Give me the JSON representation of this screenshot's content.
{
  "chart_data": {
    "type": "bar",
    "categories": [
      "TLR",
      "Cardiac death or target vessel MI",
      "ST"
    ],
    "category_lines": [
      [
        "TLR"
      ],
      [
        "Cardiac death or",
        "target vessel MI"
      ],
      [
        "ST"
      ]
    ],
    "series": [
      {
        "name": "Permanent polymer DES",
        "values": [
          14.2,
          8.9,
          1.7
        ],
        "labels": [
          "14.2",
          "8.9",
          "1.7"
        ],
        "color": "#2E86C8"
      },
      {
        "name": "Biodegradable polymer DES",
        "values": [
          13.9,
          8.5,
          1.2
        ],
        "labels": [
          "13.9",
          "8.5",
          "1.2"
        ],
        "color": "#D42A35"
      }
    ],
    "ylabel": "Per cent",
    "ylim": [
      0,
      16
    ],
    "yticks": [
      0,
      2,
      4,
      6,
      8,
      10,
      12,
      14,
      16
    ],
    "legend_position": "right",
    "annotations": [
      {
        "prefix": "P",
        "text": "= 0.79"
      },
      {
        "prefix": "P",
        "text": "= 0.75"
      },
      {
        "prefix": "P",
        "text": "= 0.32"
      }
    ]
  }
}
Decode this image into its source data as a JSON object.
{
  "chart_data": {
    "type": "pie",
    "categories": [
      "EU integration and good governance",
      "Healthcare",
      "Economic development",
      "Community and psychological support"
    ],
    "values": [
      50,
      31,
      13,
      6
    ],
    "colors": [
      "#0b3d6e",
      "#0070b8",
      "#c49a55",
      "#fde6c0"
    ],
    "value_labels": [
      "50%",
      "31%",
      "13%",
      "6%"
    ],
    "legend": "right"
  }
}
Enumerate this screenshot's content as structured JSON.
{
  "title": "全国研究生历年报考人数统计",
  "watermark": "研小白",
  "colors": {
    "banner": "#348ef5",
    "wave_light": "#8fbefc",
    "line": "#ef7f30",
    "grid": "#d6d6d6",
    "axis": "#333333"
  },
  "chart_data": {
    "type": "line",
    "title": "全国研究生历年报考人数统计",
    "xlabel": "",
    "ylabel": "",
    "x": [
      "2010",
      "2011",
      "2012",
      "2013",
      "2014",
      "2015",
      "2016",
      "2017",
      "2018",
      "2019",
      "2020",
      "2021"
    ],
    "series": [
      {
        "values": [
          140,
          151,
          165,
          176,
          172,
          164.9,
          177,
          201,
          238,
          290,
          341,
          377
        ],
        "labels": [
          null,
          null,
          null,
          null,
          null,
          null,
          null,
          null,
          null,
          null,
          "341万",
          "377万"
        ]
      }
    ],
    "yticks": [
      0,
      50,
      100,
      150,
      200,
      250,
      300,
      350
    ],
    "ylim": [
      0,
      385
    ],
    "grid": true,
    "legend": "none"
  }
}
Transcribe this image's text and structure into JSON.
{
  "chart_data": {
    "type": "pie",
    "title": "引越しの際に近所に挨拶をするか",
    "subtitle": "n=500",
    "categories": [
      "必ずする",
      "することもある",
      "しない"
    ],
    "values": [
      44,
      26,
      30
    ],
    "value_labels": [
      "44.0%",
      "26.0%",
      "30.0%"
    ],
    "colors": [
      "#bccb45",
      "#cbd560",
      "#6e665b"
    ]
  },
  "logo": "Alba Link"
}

## Given exercise
Collect each line containing the string "vessel".

## Solution to the exercise
      "Cardiac death or target vessel MI",
        "target vessel MI"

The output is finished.